Records:
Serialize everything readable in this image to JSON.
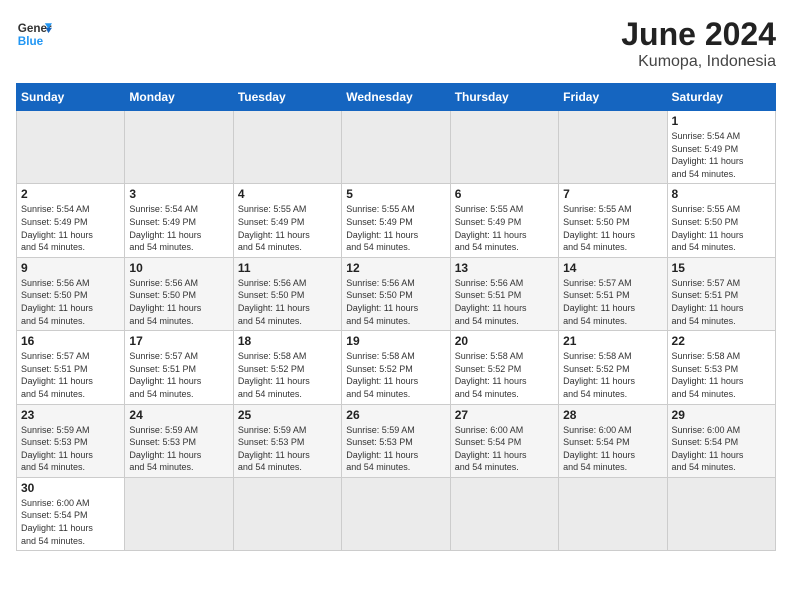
{
  "header": {
    "logo_general": "General",
    "logo_blue": "Blue",
    "month_year": "June 2024",
    "location": "Kumopa, Indonesia"
  },
  "weekdays": [
    "Sunday",
    "Monday",
    "Tuesday",
    "Wednesday",
    "Thursday",
    "Friday",
    "Saturday"
  ],
  "weeks": [
    {
      "days": [
        {
          "number": "",
          "info": "",
          "empty": true
        },
        {
          "number": "",
          "info": "",
          "empty": true
        },
        {
          "number": "",
          "info": "",
          "empty": true
        },
        {
          "number": "",
          "info": "",
          "empty": true
        },
        {
          "number": "",
          "info": "",
          "empty": true
        },
        {
          "number": "",
          "info": "",
          "empty": true
        },
        {
          "number": "1",
          "info": "Sunrise: 5:54 AM\nSunset: 5:49 PM\nDaylight: 11 hours\nand 54 minutes."
        }
      ]
    },
    {
      "days": [
        {
          "number": "2",
          "info": "Sunrise: 5:54 AM\nSunset: 5:49 PM\nDaylight: 11 hours\nand 54 minutes."
        },
        {
          "number": "3",
          "info": "Sunrise: 5:54 AM\nSunset: 5:49 PM\nDaylight: 11 hours\nand 54 minutes."
        },
        {
          "number": "4",
          "info": "Sunrise: 5:55 AM\nSunset: 5:49 PM\nDaylight: 11 hours\nand 54 minutes."
        },
        {
          "number": "5",
          "info": "Sunrise: 5:55 AM\nSunset: 5:49 PM\nDaylight: 11 hours\nand 54 minutes."
        },
        {
          "number": "6",
          "info": "Sunrise: 5:55 AM\nSunset: 5:49 PM\nDaylight: 11 hours\nand 54 minutes."
        },
        {
          "number": "7",
          "info": "Sunrise: 5:55 AM\nSunset: 5:50 PM\nDaylight: 11 hours\nand 54 minutes."
        },
        {
          "number": "8",
          "info": "Sunrise: 5:55 AM\nSunset: 5:50 PM\nDaylight: 11 hours\nand 54 minutes."
        }
      ]
    },
    {
      "days": [
        {
          "number": "9",
          "info": "Sunrise: 5:56 AM\nSunset: 5:50 PM\nDaylight: 11 hours\nand 54 minutes."
        },
        {
          "number": "10",
          "info": "Sunrise: 5:56 AM\nSunset: 5:50 PM\nDaylight: 11 hours\nand 54 minutes."
        },
        {
          "number": "11",
          "info": "Sunrise: 5:56 AM\nSunset: 5:50 PM\nDaylight: 11 hours\nand 54 minutes."
        },
        {
          "number": "12",
          "info": "Sunrise: 5:56 AM\nSunset: 5:50 PM\nDaylight: 11 hours\nand 54 minutes."
        },
        {
          "number": "13",
          "info": "Sunrise: 5:56 AM\nSunset: 5:51 PM\nDaylight: 11 hours\nand 54 minutes."
        },
        {
          "number": "14",
          "info": "Sunrise: 5:57 AM\nSunset: 5:51 PM\nDaylight: 11 hours\nand 54 minutes."
        },
        {
          "number": "15",
          "info": "Sunrise: 5:57 AM\nSunset: 5:51 PM\nDaylight: 11 hours\nand 54 minutes."
        }
      ]
    },
    {
      "days": [
        {
          "number": "16",
          "info": "Sunrise: 5:57 AM\nSunset: 5:51 PM\nDaylight: 11 hours\nand 54 minutes."
        },
        {
          "number": "17",
          "info": "Sunrise: 5:57 AM\nSunset: 5:51 PM\nDaylight: 11 hours\nand 54 minutes."
        },
        {
          "number": "18",
          "info": "Sunrise: 5:58 AM\nSunset: 5:52 PM\nDaylight: 11 hours\nand 54 minutes."
        },
        {
          "number": "19",
          "info": "Sunrise: 5:58 AM\nSunset: 5:52 PM\nDaylight: 11 hours\nand 54 minutes."
        },
        {
          "number": "20",
          "info": "Sunrise: 5:58 AM\nSunset: 5:52 PM\nDaylight: 11 hours\nand 54 minutes."
        },
        {
          "number": "21",
          "info": "Sunrise: 5:58 AM\nSunset: 5:52 PM\nDaylight: 11 hours\nand 54 minutes."
        },
        {
          "number": "22",
          "info": "Sunrise: 5:58 AM\nSunset: 5:53 PM\nDaylight: 11 hours\nand 54 minutes."
        }
      ]
    },
    {
      "days": [
        {
          "number": "23",
          "info": "Sunrise: 5:59 AM\nSunset: 5:53 PM\nDaylight: 11 hours\nand 54 minutes."
        },
        {
          "number": "24",
          "info": "Sunrise: 5:59 AM\nSunset: 5:53 PM\nDaylight: 11 hours\nand 54 minutes."
        },
        {
          "number": "25",
          "info": "Sunrise: 5:59 AM\nSunset: 5:53 PM\nDaylight: 11 hours\nand 54 minutes."
        },
        {
          "number": "26",
          "info": "Sunrise: 5:59 AM\nSunset: 5:53 PM\nDaylight: 11 hours\nand 54 minutes."
        },
        {
          "number": "27",
          "info": "Sunrise: 6:00 AM\nSunset: 5:54 PM\nDaylight: 11 hours\nand 54 minutes."
        },
        {
          "number": "28",
          "info": "Sunrise: 6:00 AM\nSunset: 5:54 PM\nDaylight: 11 hours\nand 54 minutes."
        },
        {
          "number": "29",
          "info": "Sunrise: 6:00 AM\nSunset: 5:54 PM\nDaylight: 11 hours\nand 54 minutes."
        }
      ]
    },
    {
      "days": [
        {
          "number": "30",
          "info": "Sunrise: 6:00 AM\nSunset: 5:54 PM\nDaylight: 11 hours\nand 54 minutes."
        },
        {
          "number": "",
          "info": "",
          "empty": true
        },
        {
          "number": "",
          "info": "",
          "empty": true
        },
        {
          "number": "",
          "info": "",
          "empty": true
        },
        {
          "number": "",
          "info": "",
          "empty": true
        },
        {
          "number": "",
          "info": "",
          "empty": true
        },
        {
          "number": "",
          "info": "",
          "empty": true
        }
      ]
    }
  ]
}
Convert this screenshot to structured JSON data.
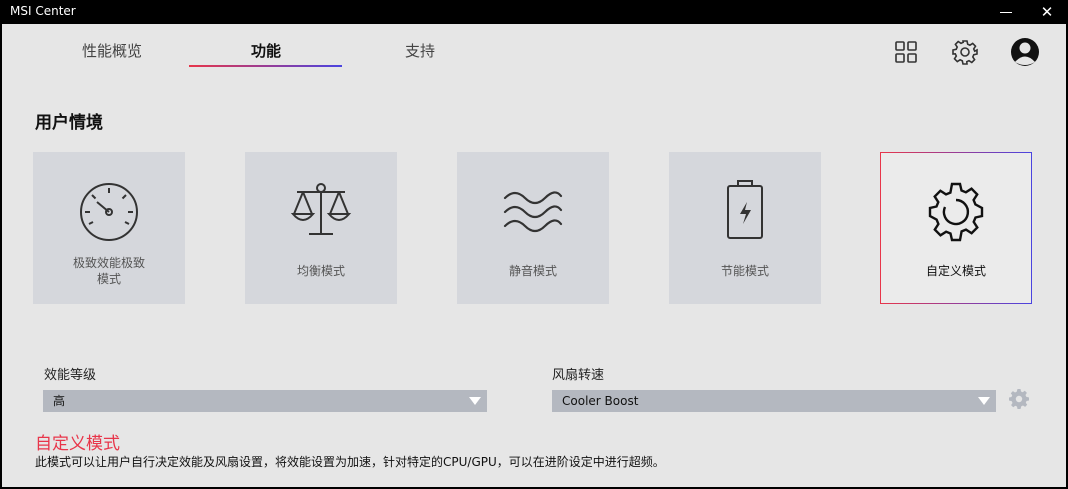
{
  "app": {
    "title": "MSI Center"
  },
  "tabs": [
    {
      "label": "性能概览"
    },
    {
      "label": "功能"
    },
    {
      "label": "支持"
    }
  ],
  "active_tab": "功能",
  "section": {
    "title": "用户情境"
  },
  "scenarios": [
    {
      "label_line1": "极致效能极致",
      "label_line2": "模式",
      "icon": "speedometer-icon"
    },
    {
      "label_line1": "均衡模式",
      "icon": "balance-scale-icon"
    },
    {
      "label_line1": "静音模式",
      "icon": "waves-icon"
    },
    {
      "label_line1": "节能模式",
      "icon": "battery-icon"
    },
    {
      "label_line1": "自定义模式",
      "icon": "gear-icon",
      "selected": true
    }
  ],
  "performance": {
    "label": "效能等级",
    "value": "高"
  },
  "fan": {
    "label": "风扇转速",
    "value": "Cooler Boost"
  },
  "mode": {
    "title": "自定义模式",
    "description": "此模式可以让用户自行决定效能及风扇设置，将效能设置为加速，针对特定的CPU/GPU，可以在进阶设定中进行超频。"
  },
  "colors": {
    "accent_red": "#e8354a",
    "accent_blue": "#4a44e0"
  }
}
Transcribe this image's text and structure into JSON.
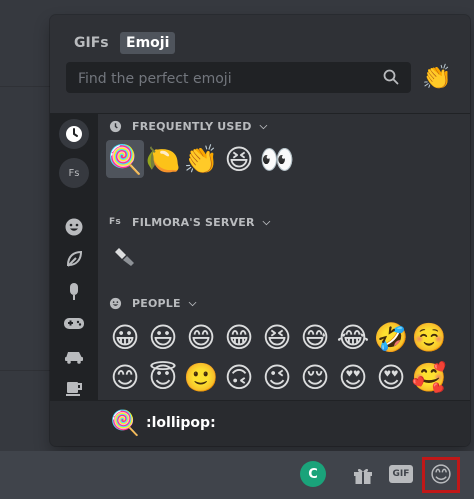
{
  "tabs": {
    "gifs": "GIFs",
    "emoji": "Emoji"
  },
  "search": {
    "placeholder": "Find the perfect emoji"
  },
  "header_emoji": "👏",
  "sidebar": {
    "server_label": "Fs",
    "icons": [
      "clock-icon",
      "server-icon",
      "smiley-icon",
      "leaf-icon",
      "popsicle-icon",
      "gamepad-icon",
      "car-icon",
      "cup-icon",
      "heart-icon"
    ]
  },
  "sections": {
    "frequent": {
      "title": "FREQUENTLY USED",
      "emojis": [
        "🍭",
        "🍋",
        "👏",
        "😆",
        "👀"
      ]
    },
    "server": {
      "title": "FILMORA'S SERVER",
      "icon_label": "Fs"
    },
    "people": {
      "title": "PEOPLE",
      "row1": [
        "😀",
        "😃",
        "😄",
        "😁",
        "😆",
        "😅",
        "😂",
        "🤣",
        "☺️"
      ],
      "row2": [
        "😊",
        "😇",
        "🙂",
        "🙃",
        "😉",
        "😌",
        "😍",
        "😍",
        "🥰"
      ],
      "row3": [
        "😘",
        "😗",
        "😙",
        "😚",
        "😋",
        "😛",
        "😝",
        "😜",
        "🤪"
      ]
    }
  },
  "preview": {
    "emoji": "🍭",
    "name": ":lollipop:"
  },
  "bottom_bar": {
    "gif_label": "GIF",
    "emoji_button": "😊",
    "extension_label": "C"
  },
  "colors": {
    "popup_bg": "#2f3136",
    "sidebar_bg": "#202225",
    "highlight": "#c01818"
  }
}
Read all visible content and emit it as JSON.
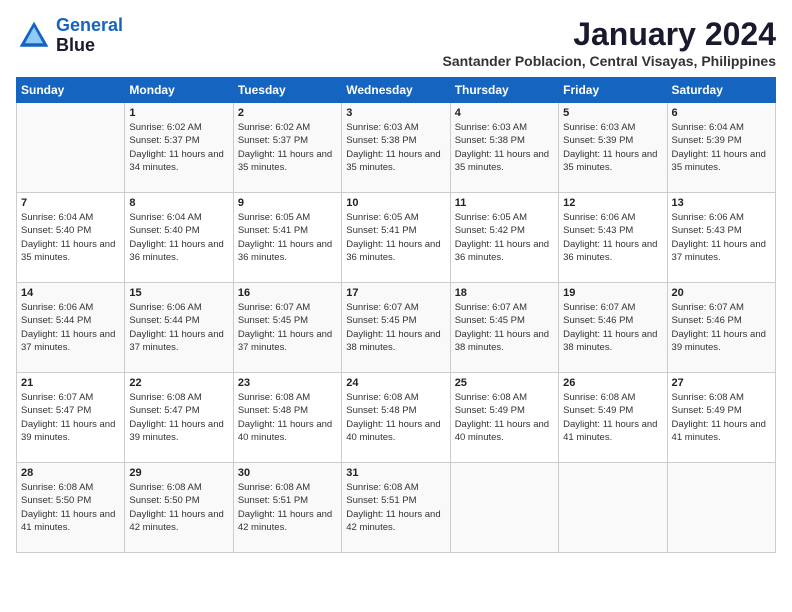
{
  "header": {
    "logo_line1": "General",
    "logo_line2": "Blue",
    "month": "January 2024",
    "location": "Santander Poblacion, Central Visayas, Philippines"
  },
  "weekdays": [
    "Sunday",
    "Monday",
    "Tuesday",
    "Wednesday",
    "Thursday",
    "Friday",
    "Saturday"
  ],
  "weeks": [
    [
      {
        "day": "",
        "sunrise": "",
        "sunset": "",
        "daylight": ""
      },
      {
        "day": "1",
        "sunrise": "Sunrise: 6:02 AM",
        "sunset": "Sunset: 5:37 PM",
        "daylight": "Daylight: 11 hours and 34 minutes."
      },
      {
        "day": "2",
        "sunrise": "Sunrise: 6:02 AM",
        "sunset": "Sunset: 5:37 PM",
        "daylight": "Daylight: 11 hours and 35 minutes."
      },
      {
        "day": "3",
        "sunrise": "Sunrise: 6:03 AM",
        "sunset": "Sunset: 5:38 PM",
        "daylight": "Daylight: 11 hours and 35 minutes."
      },
      {
        "day": "4",
        "sunrise": "Sunrise: 6:03 AM",
        "sunset": "Sunset: 5:38 PM",
        "daylight": "Daylight: 11 hours and 35 minutes."
      },
      {
        "day": "5",
        "sunrise": "Sunrise: 6:03 AM",
        "sunset": "Sunset: 5:39 PM",
        "daylight": "Daylight: 11 hours and 35 minutes."
      },
      {
        "day": "6",
        "sunrise": "Sunrise: 6:04 AM",
        "sunset": "Sunset: 5:39 PM",
        "daylight": "Daylight: 11 hours and 35 minutes."
      }
    ],
    [
      {
        "day": "7",
        "sunrise": "Sunrise: 6:04 AM",
        "sunset": "Sunset: 5:40 PM",
        "daylight": "Daylight: 11 hours and 35 minutes."
      },
      {
        "day": "8",
        "sunrise": "Sunrise: 6:04 AM",
        "sunset": "Sunset: 5:40 PM",
        "daylight": "Daylight: 11 hours and 36 minutes."
      },
      {
        "day": "9",
        "sunrise": "Sunrise: 6:05 AM",
        "sunset": "Sunset: 5:41 PM",
        "daylight": "Daylight: 11 hours and 36 minutes."
      },
      {
        "day": "10",
        "sunrise": "Sunrise: 6:05 AM",
        "sunset": "Sunset: 5:41 PM",
        "daylight": "Daylight: 11 hours and 36 minutes."
      },
      {
        "day": "11",
        "sunrise": "Sunrise: 6:05 AM",
        "sunset": "Sunset: 5:42 PM",
        "daylight": "Daylight: 11 hours and 36 minutes."
      },
      {
        "day": "12",
        "sunrise": "Sunrise: 6:06 AM",
        "sunset": "Sunset: 5:43 PM",
        "daylight": "Daylight: 11 hours and 36 minutes."
      },
      {
        "day": "13",
        "sunrise": "Sunrise: 6:06 AM",
        "sunset": "Sunset: 5:43 PM",
        "daylight": "Daylight: 11 hours and 37 minutes."
      }
    ],
    [
      {
        "day": "14",
        "sunrise": "Sunrise: 6:06 AM",
        "sunset": "Sunset: 5:44 PM",
        "daylight": "Daylight: 11 hours and 37 minutes."
      },
      {
        "day": "15",
        "sunrise": "Sunrise: 6:06 AM",
        "sunset": "Sunset: 5:44 PM",
        "daylight": "Daylight: 11 hours and 37 minutes."
      },
      {
        "day": "16",
        "sunrise": "Sunrise: 6:07 AM",
        "sunset": "Sunset: 5:45 PM",
        "daylight": "Daylight: 11 hours and 37 minutes."
      },
      {
        "day": "17",
        "sunrise": "Sunrise: 6:07 AM",
        "sunset": "Sunset: 5:45 PM",
        "daylight": "Daylight: 11 hours and 38 minutes."
      },
      {
        "day": "18",
        "sunrise": "Sunrise: 6:07 AM",
        "sunset": "Sunset: 5:45 PM",
        "daylight": "Daylight: 11 hours and 38 minutes."
      },
      {
        "day": "19",
        "sunrise": "Sunrise: 6:07 AM",
        "sunset": "Sunset: 5:46 PM",
        "daylight": "Daylight: 11 hours and 38 minutes."
      },
      {
        "day": "20",
        "sunrise": "Sunrise: 6:07 AM",
        "sunset": "Sunset: 5:46 PM",
        "daylight": "Daylight: 11 hours and 39 minutes."
      }
    ],
    [
      {
        "day": "21",
        "sunrise": "Sunrise: 6:07 AM",
        "sunset": "Sunset: 5:47 PM",
        "daylight": "Daylight: 11 hours and 39 minutes."
      },
      {
        "day": "22",
        "sunrise": "Sunrise: 6:08 AM",
        "sunset": "Sunset: 5:47 PM",
        "daylight": "Daylight: 11 hours and 39 minutes."
      },
      {
        "day": "23",
        "sunrise": "Sunrise: 6:08 AM",
        "sunset": "Sunset: 5:48 PM",
        "daylight": "Daylight: 11 hours and 40 minutes."
      },
      {
        "day": "24",
        "sunrise": "Sunrise: 6:08 AM",
        "sunset": "Sunset: 5:48 PM",
        "daylight": "Daylight: 11 hours and 40 minutes."
      },
      {
        "day": "25",
        "sunrise": "Sunrise: 6:08 AM",
        "sunset": "Sunset: 5:49 PM",
        "daylight": "Daylight: 11 hours and 40 minutes."
      },
      {
        "day": "26",
        "sunrise": "Sunrise: 6:08 AM",
        "sunset": "Sunset: 5:49 PM",
        "daylight": "Daylight: 11 hours and 41 minutes."
      },
      {
        "day": "27",
        "sunrise": "Sunrise: 6:08 AM",
        "sunset": "Sunset: 5:49 PM",
        "daylight": "Daylight: 11 hours and 41 minutes."
      }
    ],
    [
      {
        "day": "28",
        "sunrise": "Sunrise: 6:08 AM",
        "sunset": "Sunset: 5:50 PM",
        "daylight": "Daylight: 11 hours and 41 minutes."
      },
      {
        "day": "29",
        "sunrise": "Sunrise: 6:08 AM",
        "sunset": "Sunset: 5:50 PM",
        "daylight": "Daylight: 11 hours and 42 minutes."
      },
      {
        "day": "30",
        "sunrise": "Sunrise: 6:08 AM",
        "sunset": "Sunset: 5:51 PM",
        "daylight": "Daylight: 11 hours and 42 minutes."
      },
      {
        "day": "31",
        "sunrise": "Sunrise: 6:08 AM",
        "sunset": "Sunset: 5:51 PM",
        "daylight": "Daylight: 11 hours and 42 minutes."
      },
      {
        "day": "",
        "sunrise": "",
        "sunset": "",
        "daylight": ""
      },
      {
        "day": "",
        "sunrise": "",
        "sunset": "",
        "daylight": ""
      },
      {
        "day": "",
        "sunrise": "",
        "sunset": "",
        "daylight": ""
      }
    ]
  ]
}
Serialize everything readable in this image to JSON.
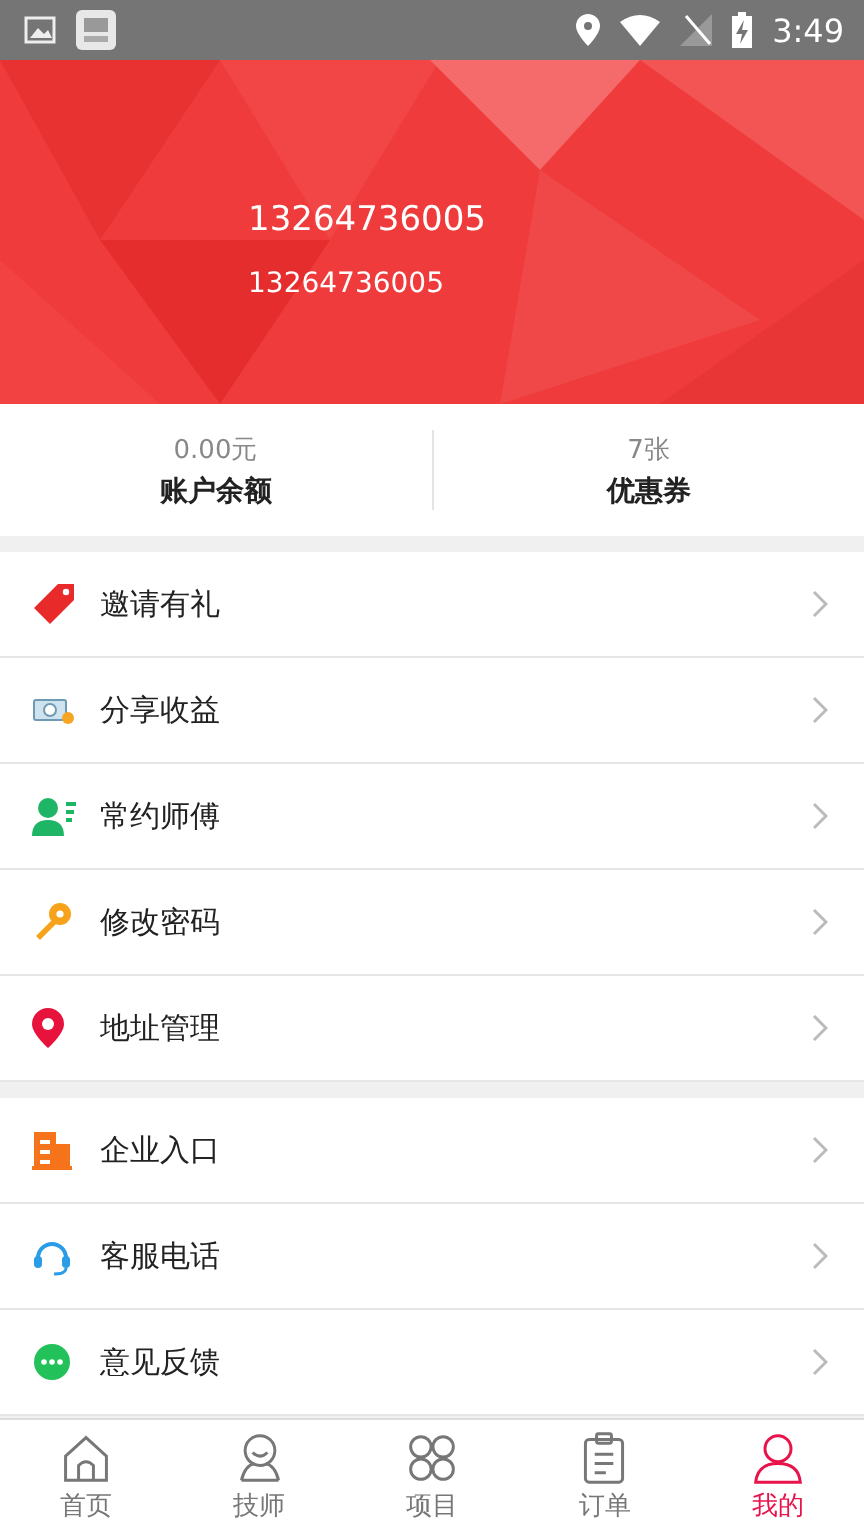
{
  "status_bar": {
    "time": "3:49"
  },
  "profile": {
    "name": "13264736005",
    "phone": "13264736005"
  },
  "stats": [
    {
      "value": "0.00元",
      "label": "账户余额"
    },
    {
      "value": "7张",
      "label": "优惠券"
    }
  ],
  "menu_groups": [
    [
      {
        "kind": "tag",
        "label": "邀请有礼"
      },
      {
        "kind": "money",
        "label": "分享收益"
      },
      {
        "kind": "person",
        "label": "常约师傅"
      },
      {
        "kind": "key",
        "label": "修改密码"
      },
      {
        "kind": "pin",
        "label": "地址管理"
      }
    ],
    [
      {
        "kind": "building",
        "label": "企业入口"
      },
      {
        "kind": "headset",
        "label": "客服电话"
      },
      {
        "kind": "chat",
        "label": "意见反馈"
      }
    ]
  ],
  "tabs": [
    {
      "kind": "home",
      "label": "首页",
      "selected": false
    },
    {
      "kind": "tech",
      "label": "技师",
      "selected": false
    },
    {
      "kind": "grid",
      "label": "项目",
      "selected": false
    },
    {
      "kind": "order",
      "label": "订单",
      "selected": false
    },
    {
      "kind": "me",
      "label": "我的",
      "selected": true
    }
  ]
}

Written instruction: Tally the lines holding the string "JSON" and give only the count.

Response to this exercise: 5